PAGE EXCERPT:
━━━

If you're competing with the iPad mini based on price, you're telling people to buy the BlackBerry PlayBook
Apple absolutely left an umbrella beneath the iPad mini's $329 starting price. From the moment they showed off the Google Nexus 7 on stage at the October iPad and Mac event, Apple was making the case that the iPad mini was worth more than smaller, cheaper competing tablets. Apple was arguing premium over discount, value over cost. It's the same argument Apple made against low-margin netbooks when they released the MacBook Air. And it's an argument that leaves Apple as wide open to competitors playing the "cheaper" card now as it did then.
Competitors can -- and already are -- claiming that they offer more for less with their products than Apple does with the iPad mini. Even if the argument is severely contorted, it can be compelling. For many buyers, price matters, and for some it matters the most. For some, price outweighs any other consideration.
That's the problem with it. If you compete based primarily on price, you can be competed against primarily on price. If you claim to be cheaper, but you're not the cheapest, you're going to reap what you've sown.
So while the iPad mini is indeed more expensive than the Google Nexus 7 or Amazon Kindle Fire HD, neither of them are the cheapest small form factor on the market, not even from a major mobile player.
The BlackBerry PlayBook is.
Sure, the BlackBerry PlayBook isn't the latest hardware anymore -- it's closer to the original Kindle Fire in specs than the Nexus 7 or any of this year's Kindle Fires -- but it's scheduled to be updated to BB10 in 2013 and that looks to be a much more functional tablet experience than what Amazon offers, and something that could rival Android for not-Apple in not-Apple lovers' hearts. Even the PlayBook as it stands today is arguably a better pure tablet experience than either the more-properly-defined-as-a-media-appliance Kindle Fire, or the "blown up smartphone" interface elements that still plague the Nexus 7.
And if you look around, you can find the Wi-Fi only version of the BlackBerry PlayBook on sale for only $150.
Sure, there are a lot of advantages to the Kindle Fire HD, especially if you're all in on Amazon and live in the U.S.. Absolutely, the Nexus 7 is the clear winner if you're a heavy Google user and want Android on your tablet.
But if you're arguing something other than value, if you're complaining that the iPad mini is way too expensive for a small tablet, if all you care about is the lowest cost, legitimate device possible, whether you're Amazon, Google, or anyone else -- right now you're arguing for the BlackBerry PlayBook.

━━━

RECORDED INFORMATION:
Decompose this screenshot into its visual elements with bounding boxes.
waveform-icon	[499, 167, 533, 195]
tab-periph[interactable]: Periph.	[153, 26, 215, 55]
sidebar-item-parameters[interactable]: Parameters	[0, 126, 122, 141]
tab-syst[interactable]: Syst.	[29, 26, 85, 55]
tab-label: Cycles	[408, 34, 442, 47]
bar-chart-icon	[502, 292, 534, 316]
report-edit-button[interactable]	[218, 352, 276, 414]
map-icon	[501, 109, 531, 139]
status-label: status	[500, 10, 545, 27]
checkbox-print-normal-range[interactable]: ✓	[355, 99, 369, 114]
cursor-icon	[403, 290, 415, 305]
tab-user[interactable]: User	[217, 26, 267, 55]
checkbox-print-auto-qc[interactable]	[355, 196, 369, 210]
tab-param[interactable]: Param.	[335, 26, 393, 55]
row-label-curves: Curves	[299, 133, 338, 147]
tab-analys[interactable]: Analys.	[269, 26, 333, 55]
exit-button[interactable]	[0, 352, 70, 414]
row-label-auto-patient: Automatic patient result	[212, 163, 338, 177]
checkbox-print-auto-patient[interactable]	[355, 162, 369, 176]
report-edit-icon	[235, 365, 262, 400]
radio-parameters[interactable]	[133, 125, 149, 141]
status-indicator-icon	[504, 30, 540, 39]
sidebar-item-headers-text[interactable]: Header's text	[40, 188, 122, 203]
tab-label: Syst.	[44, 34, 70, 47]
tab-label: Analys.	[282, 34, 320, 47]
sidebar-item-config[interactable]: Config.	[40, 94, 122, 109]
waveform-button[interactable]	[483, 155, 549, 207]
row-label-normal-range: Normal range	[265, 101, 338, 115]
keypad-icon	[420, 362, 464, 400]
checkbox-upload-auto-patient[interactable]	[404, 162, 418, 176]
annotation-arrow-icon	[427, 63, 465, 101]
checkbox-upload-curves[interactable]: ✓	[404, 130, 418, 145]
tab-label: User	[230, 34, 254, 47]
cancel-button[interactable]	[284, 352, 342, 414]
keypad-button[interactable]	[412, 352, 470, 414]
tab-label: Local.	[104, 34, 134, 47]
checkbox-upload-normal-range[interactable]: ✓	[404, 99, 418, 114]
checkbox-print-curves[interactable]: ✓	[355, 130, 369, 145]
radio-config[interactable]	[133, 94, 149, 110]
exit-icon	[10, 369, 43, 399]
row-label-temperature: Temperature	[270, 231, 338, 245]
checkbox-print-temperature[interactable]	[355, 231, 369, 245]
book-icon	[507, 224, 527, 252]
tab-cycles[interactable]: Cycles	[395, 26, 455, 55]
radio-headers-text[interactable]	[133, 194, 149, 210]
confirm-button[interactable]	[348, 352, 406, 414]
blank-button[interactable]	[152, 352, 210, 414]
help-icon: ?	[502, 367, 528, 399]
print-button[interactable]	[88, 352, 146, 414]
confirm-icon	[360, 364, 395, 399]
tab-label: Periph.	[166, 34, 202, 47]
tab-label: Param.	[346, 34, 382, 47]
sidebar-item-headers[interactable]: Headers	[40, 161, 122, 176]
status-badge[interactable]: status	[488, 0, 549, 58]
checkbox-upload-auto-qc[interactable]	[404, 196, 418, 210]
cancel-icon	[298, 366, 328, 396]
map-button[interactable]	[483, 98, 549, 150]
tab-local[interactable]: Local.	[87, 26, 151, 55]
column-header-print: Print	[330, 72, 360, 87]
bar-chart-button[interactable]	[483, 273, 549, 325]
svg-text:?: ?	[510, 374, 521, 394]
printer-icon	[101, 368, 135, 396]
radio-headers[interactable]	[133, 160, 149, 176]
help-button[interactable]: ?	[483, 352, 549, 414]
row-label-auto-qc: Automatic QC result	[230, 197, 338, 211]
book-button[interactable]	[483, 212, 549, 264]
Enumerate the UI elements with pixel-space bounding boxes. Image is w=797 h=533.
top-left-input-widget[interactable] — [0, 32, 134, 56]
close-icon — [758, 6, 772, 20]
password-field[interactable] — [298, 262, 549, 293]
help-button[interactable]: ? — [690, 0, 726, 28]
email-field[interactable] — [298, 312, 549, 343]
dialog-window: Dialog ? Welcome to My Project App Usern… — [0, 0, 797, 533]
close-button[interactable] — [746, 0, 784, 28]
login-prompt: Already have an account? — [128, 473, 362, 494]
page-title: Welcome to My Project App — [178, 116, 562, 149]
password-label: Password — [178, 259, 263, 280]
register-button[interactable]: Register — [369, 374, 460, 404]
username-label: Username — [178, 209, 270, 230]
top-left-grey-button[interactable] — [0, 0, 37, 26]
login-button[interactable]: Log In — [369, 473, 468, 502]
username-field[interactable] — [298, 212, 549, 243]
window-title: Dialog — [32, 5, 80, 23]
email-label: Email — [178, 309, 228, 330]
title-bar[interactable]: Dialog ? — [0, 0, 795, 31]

━━━

WHAT IS REQUIRED: Reproduce, word for word, the passage of the iPad mini pricing article that begins with the words containing "That's the problem" and ends with "major mobile player.".

YOUR RESPONSE:
That's the problem with it. If you compete based primarily on price, you can be competed against primarily on price. If you claim to be cheaper, but you're not the cheapest, you're going to reap what you've sown.
So while the iPad mini is indeed more expensive than the Google Nexus 7 or Amazon Kindle Fire HD, neither of them are the cheapest small form factor on the market, not even from a major mobile player.